Please return the full listing below without altering anything.
— Begin Available records —
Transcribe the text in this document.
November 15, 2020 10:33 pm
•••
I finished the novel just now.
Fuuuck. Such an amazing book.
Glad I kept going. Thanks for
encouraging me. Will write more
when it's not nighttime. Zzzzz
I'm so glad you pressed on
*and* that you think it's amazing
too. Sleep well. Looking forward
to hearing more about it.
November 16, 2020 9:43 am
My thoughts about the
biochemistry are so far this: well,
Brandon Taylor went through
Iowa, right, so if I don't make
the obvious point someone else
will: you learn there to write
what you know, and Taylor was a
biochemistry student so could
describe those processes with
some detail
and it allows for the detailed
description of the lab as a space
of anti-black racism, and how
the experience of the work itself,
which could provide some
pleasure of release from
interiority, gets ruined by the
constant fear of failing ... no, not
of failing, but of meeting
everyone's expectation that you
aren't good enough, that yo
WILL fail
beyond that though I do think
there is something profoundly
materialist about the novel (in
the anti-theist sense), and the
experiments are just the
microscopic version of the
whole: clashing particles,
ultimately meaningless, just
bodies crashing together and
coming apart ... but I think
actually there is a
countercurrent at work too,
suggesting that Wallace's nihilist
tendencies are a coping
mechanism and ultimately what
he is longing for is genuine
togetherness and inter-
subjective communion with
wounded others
— End Available records —
Written reply ::
Transcribe the text in this document.
November 15, 2020 10:33 pm
•••
I finished the novel just now.
Fuuuck. Such an amazing book.
Glad I kept going. Thanks for
encouraging me. Will write more
when it's not nighttime. Zzzzz
I'm so glad you pressed on
*and* that you think it's amazing
too. Sleep well. Looking forward
to hearing more about it.
November 16, 2020 9:43 am
My thoughts about the
biochemistry are so far this: well,
Brandon Taylor went through
Iowa, right, so if I don't make
the obvious point someone else
will: you learn there to write
what you know, and Taylor was a
biochemistry student so could
describe those processes with
some detail
and it allows for the detailed
description of the lab as a space
of anti-black racism, and how
the experience of the work itself,
which could provide some
pleasure of release from
interiority, gets ruined by the
constant fear of failing ... no, not
of failing, but of meeting
everyone's expectation that you
aren't good enough, that yo
WILL fail
beyond that though I do think
there is something profoundly
materialist about the novel (in
the anti-theist sense), and the
experiments are just the
microscopic version of the
whole: clashing particles,
ultimately meaningless, just
bodies crashing together and
coming apart ... but I think
actually there is a
countercurrent at work too,
suggesting that Wallace's nihilist
tendencies are a coping
mechanism and ultimately what
he is longing for is genuine
togetherness and inter-
subjective communion with
wounded others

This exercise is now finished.